**Work to do**
Omit the images. Copy each entry word for word.

** START OF Listed entries **

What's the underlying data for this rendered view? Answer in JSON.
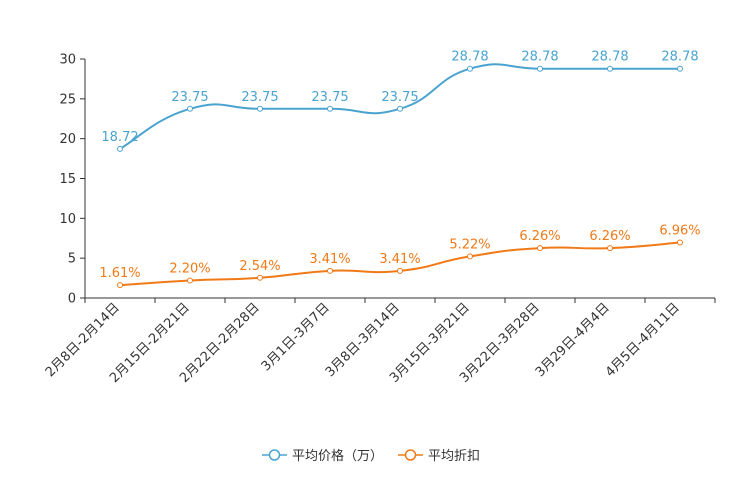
{
  "chart_data": {
    "type": "line",
    "title": "",
    "xlabel": "",
    "ylabel": "",
    "ylim": [
      0,
      30
    ],
    "yticks": [
      0,
      5,
      10,
      15,
      20,
      25,
      30
    ],
    "categories": [
      "2月8日-2月14日",
      "2月15日-2月21日",
      "2月22日-2月28日",
      "3月1日-3月7日",
      "3月8日-3月14日",
      "3月15日-3月21日",
      "3月22日-3月28日",
      "3月29日-4月4日",
      "4月5日-4月11日"
    ],
    "series": [
      {
        "name": "平均价格（万）",
        "color": "#4aa3cf",
        "values": [
          18.72,
          23.75,
          23.75,
          23.75,
          23.75,
          28.78,
          28.78,
          28.78,
          28.78
        ],
        "labels": [
          "18.72",
          "23.75",
          "23.75",
          "23.75",
          "23.75",
          "28.78",
          "28.78",
          "28.78",
          "28.78"
        ]
      },
      {
        "name": "平均折扣",
        "color": "#f07a18",
        "values": [
          1.61,
          2.2,
          2.54,
          3.41,
          3.41,
          5.22,
          6.26,
          6.26,
          6.96
        ],
        "labels": [
          "1.61%",
          "2.20%",
          "2.54%",
          "3.41%",
          "3.41%",
          "5.22%",
          "6.26%",
          "6.26%",
          "6.96%"
        ]
      }
    ],
    "legend_position": "bottom-center",
    "grid": false
  }
}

** END OF Listed entries **

**Response to the task**
What's the underlying data for this rendered view? Answer in JSON.
{
  "chart_data": {
    "type": "line",
    "title": "",
    "xlabel": "",
    "ylabel": "",
    "ylim": [
      0,
      30
    ],
    "yticks": [
      0,
      5,
      10,
      15,
      20,
      25,
      30
    ],
    "categories": [
      "2月8日-2月14日",
      "2月15日-2月21日",
      "2月22日-2月28日",
      "3月1日-3月7日",
      "3月8日-3月14日",
      "3月15日-3月21日",
      "3月22日-3月28日",
      "3月29日-4月4日",
      "4月5日-4月11日"
    ],
    "series": [
      {
        "name": "平均价格（万）",
        "color": "#4aa3cf",
        "values": [
          18.72,
          23.75,
          23.75,
          23.75,
          23.75,
          28.78,
          28.78,
          28.78,
          28.78
        ],
        "labels": [
          "18.72",
          "23.75",
          "23.75",
          "23.75",
          "23.75",
          "28.78",
          "28.78",
          "28.78",
          "28.78"
        ]
      },
      {
        "name": "平均折扣",
        "color": "#f07a18",
        "values": [
          1.61,
          2.2,
          2.54,
          3.41,
          3.41,
          5.22,
          6.26,
          6.26,
          6.96
        ],
        "labels": [
          "1.61%",
          "2.20%",
          "2.54%",
          "3.41%",
          "3.41%",
          "5.22%",
          "6.26%",
          "6.26%",
          "6.96%"
        ]
      }
    ],
    "legend_position": "bottom-center",
    "grid": false
  }
}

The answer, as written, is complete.